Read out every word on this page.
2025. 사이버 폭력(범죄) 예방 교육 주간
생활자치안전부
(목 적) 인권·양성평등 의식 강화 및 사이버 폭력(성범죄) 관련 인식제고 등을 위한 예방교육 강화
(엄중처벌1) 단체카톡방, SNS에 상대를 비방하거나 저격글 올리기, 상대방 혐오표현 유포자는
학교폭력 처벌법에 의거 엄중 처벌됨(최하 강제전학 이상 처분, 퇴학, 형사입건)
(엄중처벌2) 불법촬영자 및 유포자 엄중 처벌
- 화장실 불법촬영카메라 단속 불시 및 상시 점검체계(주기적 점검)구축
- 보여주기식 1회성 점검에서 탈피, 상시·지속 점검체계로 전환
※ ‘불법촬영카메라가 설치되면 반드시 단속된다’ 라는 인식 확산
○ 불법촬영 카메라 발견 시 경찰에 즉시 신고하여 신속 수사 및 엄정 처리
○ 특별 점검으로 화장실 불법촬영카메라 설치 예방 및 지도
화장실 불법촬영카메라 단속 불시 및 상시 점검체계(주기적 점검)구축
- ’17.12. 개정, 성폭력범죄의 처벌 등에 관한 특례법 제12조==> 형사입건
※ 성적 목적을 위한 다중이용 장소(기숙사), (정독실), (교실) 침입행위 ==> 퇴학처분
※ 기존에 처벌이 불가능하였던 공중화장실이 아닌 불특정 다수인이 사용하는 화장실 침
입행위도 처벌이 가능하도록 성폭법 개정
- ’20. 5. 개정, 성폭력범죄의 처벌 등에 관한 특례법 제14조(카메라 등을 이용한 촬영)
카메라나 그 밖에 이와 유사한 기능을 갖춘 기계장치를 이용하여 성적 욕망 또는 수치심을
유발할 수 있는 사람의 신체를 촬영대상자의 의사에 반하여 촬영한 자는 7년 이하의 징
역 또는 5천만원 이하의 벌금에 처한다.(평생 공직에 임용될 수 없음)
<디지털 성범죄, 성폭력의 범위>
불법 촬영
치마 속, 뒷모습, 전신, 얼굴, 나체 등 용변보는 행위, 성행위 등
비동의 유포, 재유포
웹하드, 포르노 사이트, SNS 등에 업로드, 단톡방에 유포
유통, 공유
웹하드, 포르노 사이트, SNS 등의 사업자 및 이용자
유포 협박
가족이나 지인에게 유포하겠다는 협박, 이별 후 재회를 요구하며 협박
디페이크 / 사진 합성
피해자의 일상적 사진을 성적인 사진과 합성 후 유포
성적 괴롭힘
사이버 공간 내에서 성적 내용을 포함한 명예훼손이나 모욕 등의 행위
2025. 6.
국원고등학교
== == ==
• _WRITTEN TASK_: Exactly as written, please output every entry.

• _THE SOLUTION_:
Read out every word on this page.
2025. 사이버 폭력(범죄) 예방 교육 주간
생활자치안전부
(목 적) 인권·양성평등 의식 강화 및 사이버 폭력(성범죄) 관련 인식제고 등을 위한 예방교육 강화
(엄중처벌1) 단체카톡방, SNS에 상대를 비방하거나 저격글 올리기, 상대방 혐오표현 유포자는
학교폭력 처벌법에 의거 엄중 처벌됨(최하 강제전학 이상 처분, 퇴학, 형사입건)
(엄중처벌2) 불법촬영자 및 유포자 엄중 처벌
- 화장실 불법촬영카메라 단속 불시 및 상시 점검체계(주기적 점검)구축
- 보여주기식 1회성 점검에서 탈피, 상시·지속 점검체계로 전환
※ ‘불법촬영카메라가 설치되면 반드시 단속된다’ 라는 인식 확산
○ 불법촬영 카메라 발견 시 경찰에 즉시 신고하여 신속 수사 및 엄정 처리
○ 특별 점검으로 화장실 불법촬영카메라 설치 예방 및 지도
화장실 불법촬영카메라 단속 불시 및 상시 점검체계(주기적 점검)구축
- ’17.12. 개정, 성폭력범죄의 처벌 등에 관한 특례법 제12조==> 형사입건
※ 성적 목적을 위한 다중이용 장소(기숙사), (정독실), (교실) 침입행위 ==> 퇴학처분
※ 기존에 처벌이 불가능하였던 공중화장실이 아닌 불특정 다수인이 사용하는 화장실 침
입행위도 처벌이 가능하도록 성폭법 개정
- ’20. 5. 개정, 성폭력범죄의 처벌 등에 관한 특례법 제14조(카메라 등을 이용한 촬영)
카메라나 그 밖에 이와 유사한 기능을 갖춘 기계장치를 이용하여 성적 욕망 또는 수치심을
유발할 수 있는 사람의 신체를 촬영대상자의 의사에 반하여 촬영한 자는 7년 이하의 징
역 또는 5천만원 이하의 벌금에 처한다.(평생 공직에 임용될 수 없음)
<디지털 성범죄, 성폭력의 범위>
불법 촬영
치마 속, 뒷모습, 전신, 얼굴, 나체 등 용변보는 행위, 성행위 등
비동의 유포, 재유포
웹하드, 포르노 사이트, SNS 등에 업로드, 단톡방에 유포
유통, 공유
웹하드, 포르노 사이트, SNS 등의 사업자 및 이용자
유포 협박
가족이나 지인에게 유포하겠다는 협박, 이별 후 재회를 요구하며 협박
디페이크 / 사진 합성
피해자의 일상적 사진을 성적인 사진과 합성 후 유포
성적 괴롭힘
사이버 공간 내에서 성적 내용을 포함한 명예훼손이나 모욕 등의 행위
2025. 6.
국원고등학교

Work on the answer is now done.